# [WHAT YOU NEED TO DO]
Write out every record in full, exactly as written, please.

Start of INPUT FOR THIS TASK

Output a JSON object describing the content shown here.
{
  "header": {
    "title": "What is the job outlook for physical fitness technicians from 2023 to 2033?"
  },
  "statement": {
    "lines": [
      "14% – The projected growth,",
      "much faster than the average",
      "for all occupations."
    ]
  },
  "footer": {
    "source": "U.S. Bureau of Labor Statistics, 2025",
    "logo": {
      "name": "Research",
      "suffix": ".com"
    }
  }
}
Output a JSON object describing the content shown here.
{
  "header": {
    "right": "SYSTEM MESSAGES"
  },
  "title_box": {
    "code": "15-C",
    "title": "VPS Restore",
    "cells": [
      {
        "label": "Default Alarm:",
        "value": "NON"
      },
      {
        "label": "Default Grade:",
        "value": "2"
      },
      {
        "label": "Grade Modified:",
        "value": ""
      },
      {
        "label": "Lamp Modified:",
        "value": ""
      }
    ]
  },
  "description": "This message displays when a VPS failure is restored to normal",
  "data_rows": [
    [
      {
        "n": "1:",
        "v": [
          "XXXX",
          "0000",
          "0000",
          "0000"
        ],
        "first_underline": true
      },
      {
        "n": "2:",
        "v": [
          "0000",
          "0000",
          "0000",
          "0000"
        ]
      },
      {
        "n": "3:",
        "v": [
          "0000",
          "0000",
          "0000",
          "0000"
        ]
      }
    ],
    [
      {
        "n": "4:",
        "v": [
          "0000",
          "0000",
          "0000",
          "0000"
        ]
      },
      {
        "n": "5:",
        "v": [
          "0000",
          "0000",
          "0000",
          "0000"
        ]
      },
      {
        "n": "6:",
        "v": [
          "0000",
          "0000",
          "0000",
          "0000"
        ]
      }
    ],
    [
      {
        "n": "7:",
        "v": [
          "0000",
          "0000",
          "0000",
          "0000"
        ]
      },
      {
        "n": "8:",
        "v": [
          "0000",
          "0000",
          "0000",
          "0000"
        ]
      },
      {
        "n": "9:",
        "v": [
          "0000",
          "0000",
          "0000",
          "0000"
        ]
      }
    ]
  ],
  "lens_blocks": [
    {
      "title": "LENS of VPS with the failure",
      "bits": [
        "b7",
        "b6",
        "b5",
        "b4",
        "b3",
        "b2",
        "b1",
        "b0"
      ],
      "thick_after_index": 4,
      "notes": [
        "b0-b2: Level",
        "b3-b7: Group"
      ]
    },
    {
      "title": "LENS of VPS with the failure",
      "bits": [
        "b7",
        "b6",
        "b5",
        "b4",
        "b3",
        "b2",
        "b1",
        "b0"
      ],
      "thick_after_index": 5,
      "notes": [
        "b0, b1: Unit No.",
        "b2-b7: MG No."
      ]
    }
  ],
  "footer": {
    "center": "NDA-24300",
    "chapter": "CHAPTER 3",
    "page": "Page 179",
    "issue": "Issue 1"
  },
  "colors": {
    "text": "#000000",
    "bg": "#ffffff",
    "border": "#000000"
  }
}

End of INPUT FOR THIS TASK

# [OUTPUT FOR THIS TASK]
Output a JSON object describing the content shown here.
{
  "header": {
    "title": "What is the job outlook for physical fitness technicians from 2023 to 2033?"
  },
  "statement": {
    "lines": [
      "14% – The projected growth,",
      "much faster than the average",
      "for all occupations."
    ]
  },
  "footer": {
    "source": "U.S. Bureau of Labor Statistics, 2025",
    "logo": {
      "name": "Research",
      "suffix": ".com"
    }
  }
}
Output a JSON object describing the content shown here.
{
  "header": {
    "right": "SYSTEM MESSAGES"
  },
  "title_box": {
    "code": "15-C",
    "title": "VPS Restore",
    "cells": [
      {
        "label": "Default Alarm:",
        "value": "NON"
      },
      {
        "label": "Default Grade:",
        "value": "2"
      },
      {
        "label": "Grade Modified:",
        "value": ""
      },
      {
        "label": "Lamp Modified:",
        "value": ""
      }
    ]
  },
  "description": "This message displays when a VPS failure is restored to normal",
  "data_rows": [
    [
      {
        "n": "1:",
        "v": [
          "XXXX",
          "0000",
          "0000",
          "0000"
        ],
        "first_underline": true
      },
      {
        "n": "2:",
        "v": [
          "0000",
          "0000",
          "0000",
          "0000"
        ]
      },
      {
        "n": "3:",
        "v": [
          "0000",
          "0000",
          "0000",
          "0000"
        ]
      }
    ],
    [
      {
        "n": "4:",
        "v": [
          "0000",
          "0000",
          "0000",
          "0000"
        ]
      },
      {
        "n": "5:",
        "v": [
          "0000",
          "0000",
          "0000",
          "0000"
        ]
      },
      {
        "n": "6:",
        "v": [
          "0000",
          "0000",
          "0000",
          "0000"
        ]
      }
    ],
    [
      {
        "n": "7:",
        "v": [
          "0000",
          "0000",
          "0000",
          "0000"
        ]
      },
      {
        "n": "8:",
        "v": [
          "0000",
          "0000",
          "0000",
          "0000"
        ]
      },
      {
        "n": "9:",
        "v": [
          "0000",
          "0000",
          "0000",
          "0000"
        ]
      }
    ]
  ],
  "lens_blocks": [
    {
      "title": "LENS of VPS with the failure",
      "bits": [
        "b7",
        "b6",
        "b5",
        "b4",
        "b3",
        "b2",
        "b1",
        "b0"
      ],
      "thick_after_index": 4,
      "notes": [
        "b0-b2: Level",
        "b3-b7: Group"
      ]
    },
    {
      "title": "LENS of VPS with the failure",
      "bits": [
        "b7",
        "b6",
        "b5",
        "b4",
        "b3",
        "b2",
        "b1",
        "b0"
      ],
      "thick_after_index": 5,
      "notes": [
        "b0, b1: Unit No.",
        "b2-b7: MG No."
      ]
    }
  ],
  "footer": {
    "center": "NDA-24300",
    "chapter": "CHAPTER 3",
    "page": "Page 179",
    "issue": "Issue 1"
  },
  "colors": {
    "text": "#000000",
    "bg": "#ffffff",
    "border": "#000000"
  }
}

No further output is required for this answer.